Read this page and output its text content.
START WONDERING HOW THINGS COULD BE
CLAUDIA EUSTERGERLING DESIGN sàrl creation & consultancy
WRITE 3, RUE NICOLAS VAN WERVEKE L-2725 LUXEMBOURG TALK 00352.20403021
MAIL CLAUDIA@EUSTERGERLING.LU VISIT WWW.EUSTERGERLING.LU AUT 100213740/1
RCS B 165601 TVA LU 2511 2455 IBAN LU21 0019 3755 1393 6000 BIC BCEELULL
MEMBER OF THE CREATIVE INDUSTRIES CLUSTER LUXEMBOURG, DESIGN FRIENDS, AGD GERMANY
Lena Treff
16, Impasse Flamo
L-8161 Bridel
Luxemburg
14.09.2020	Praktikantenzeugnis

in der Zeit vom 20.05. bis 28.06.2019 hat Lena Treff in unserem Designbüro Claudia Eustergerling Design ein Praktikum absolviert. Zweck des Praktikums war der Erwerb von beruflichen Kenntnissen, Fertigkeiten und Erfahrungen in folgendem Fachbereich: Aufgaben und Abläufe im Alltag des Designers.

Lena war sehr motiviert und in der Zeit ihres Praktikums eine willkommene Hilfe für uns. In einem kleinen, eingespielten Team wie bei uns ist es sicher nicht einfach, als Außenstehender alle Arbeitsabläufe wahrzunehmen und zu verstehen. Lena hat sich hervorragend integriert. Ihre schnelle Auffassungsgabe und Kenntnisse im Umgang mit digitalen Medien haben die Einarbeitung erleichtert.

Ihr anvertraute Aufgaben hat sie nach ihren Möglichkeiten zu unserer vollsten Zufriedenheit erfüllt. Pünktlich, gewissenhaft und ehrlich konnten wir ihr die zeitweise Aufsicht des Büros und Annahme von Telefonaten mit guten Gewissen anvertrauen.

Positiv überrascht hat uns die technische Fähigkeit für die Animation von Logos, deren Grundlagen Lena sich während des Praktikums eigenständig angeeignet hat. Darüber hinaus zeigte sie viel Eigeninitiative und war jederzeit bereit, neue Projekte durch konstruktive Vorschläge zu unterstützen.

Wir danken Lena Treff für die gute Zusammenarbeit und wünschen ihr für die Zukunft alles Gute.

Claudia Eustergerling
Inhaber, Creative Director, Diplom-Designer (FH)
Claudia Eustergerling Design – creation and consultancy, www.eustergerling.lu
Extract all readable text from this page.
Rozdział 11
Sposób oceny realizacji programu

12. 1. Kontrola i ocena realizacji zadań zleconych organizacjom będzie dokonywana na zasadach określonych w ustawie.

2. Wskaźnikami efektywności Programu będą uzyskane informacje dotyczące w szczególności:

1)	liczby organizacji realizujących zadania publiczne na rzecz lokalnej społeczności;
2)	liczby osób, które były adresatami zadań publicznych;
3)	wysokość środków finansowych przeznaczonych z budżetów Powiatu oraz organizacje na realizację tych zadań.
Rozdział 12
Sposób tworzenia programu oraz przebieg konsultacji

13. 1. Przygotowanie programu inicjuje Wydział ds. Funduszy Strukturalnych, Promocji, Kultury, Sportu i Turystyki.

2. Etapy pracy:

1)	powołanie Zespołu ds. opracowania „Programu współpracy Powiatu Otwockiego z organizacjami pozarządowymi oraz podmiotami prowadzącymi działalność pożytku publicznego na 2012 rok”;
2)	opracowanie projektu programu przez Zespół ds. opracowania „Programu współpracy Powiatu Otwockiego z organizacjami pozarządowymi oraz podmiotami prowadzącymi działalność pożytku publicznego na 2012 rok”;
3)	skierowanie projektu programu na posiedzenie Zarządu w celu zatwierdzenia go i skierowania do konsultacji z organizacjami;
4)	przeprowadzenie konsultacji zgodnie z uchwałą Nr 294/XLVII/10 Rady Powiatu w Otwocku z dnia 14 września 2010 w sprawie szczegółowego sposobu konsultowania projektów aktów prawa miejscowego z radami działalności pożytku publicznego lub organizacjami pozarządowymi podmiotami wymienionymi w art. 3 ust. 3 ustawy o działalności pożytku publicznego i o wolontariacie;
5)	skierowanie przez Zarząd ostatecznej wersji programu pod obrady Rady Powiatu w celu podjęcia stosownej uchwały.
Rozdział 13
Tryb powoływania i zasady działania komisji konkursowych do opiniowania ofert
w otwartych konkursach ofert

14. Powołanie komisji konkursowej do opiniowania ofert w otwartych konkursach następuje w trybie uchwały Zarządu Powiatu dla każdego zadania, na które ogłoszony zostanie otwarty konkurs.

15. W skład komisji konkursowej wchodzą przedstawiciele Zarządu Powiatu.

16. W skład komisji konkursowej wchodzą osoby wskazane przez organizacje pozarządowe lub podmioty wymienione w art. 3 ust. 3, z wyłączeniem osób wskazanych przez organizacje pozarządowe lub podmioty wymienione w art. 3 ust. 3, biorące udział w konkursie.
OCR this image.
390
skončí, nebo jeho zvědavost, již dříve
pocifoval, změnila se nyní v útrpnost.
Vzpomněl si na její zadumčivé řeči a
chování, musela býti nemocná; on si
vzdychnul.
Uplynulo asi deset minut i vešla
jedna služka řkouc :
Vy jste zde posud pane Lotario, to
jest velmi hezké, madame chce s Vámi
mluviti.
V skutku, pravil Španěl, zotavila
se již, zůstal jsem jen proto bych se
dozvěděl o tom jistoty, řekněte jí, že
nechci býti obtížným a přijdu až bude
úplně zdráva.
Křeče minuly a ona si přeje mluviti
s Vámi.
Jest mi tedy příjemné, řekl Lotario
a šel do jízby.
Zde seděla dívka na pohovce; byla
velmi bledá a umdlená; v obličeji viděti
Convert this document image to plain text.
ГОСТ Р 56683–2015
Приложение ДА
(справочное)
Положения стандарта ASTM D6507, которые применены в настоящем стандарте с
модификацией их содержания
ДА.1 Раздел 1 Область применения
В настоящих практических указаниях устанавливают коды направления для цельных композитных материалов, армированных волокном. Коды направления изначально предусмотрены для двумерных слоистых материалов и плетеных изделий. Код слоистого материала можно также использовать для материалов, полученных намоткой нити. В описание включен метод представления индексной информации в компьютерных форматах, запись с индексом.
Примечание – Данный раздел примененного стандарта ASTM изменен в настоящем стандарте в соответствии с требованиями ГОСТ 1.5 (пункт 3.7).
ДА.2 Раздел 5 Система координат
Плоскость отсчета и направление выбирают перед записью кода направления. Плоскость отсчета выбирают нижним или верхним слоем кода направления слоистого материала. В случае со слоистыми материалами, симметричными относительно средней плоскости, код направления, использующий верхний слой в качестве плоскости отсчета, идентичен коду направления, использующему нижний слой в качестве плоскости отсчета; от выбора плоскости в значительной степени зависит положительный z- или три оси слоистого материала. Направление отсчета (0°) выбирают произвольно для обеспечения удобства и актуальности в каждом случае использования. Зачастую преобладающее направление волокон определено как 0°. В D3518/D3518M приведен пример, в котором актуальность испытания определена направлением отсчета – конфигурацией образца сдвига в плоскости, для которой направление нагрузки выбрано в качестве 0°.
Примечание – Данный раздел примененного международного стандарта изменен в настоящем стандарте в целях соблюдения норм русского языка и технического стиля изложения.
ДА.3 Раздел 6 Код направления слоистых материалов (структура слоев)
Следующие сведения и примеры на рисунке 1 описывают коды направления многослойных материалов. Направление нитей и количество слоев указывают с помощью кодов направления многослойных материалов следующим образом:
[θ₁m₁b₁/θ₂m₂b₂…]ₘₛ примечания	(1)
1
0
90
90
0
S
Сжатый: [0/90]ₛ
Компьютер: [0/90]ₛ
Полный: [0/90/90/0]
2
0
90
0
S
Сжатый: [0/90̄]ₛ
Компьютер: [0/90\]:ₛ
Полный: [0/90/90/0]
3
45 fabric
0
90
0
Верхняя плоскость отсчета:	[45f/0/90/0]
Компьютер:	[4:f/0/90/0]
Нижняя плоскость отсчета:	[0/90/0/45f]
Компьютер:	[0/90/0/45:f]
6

• What is being asked
Give the number of lines that carry the word "konkursach", with nothing added.

• Response to the exercise
2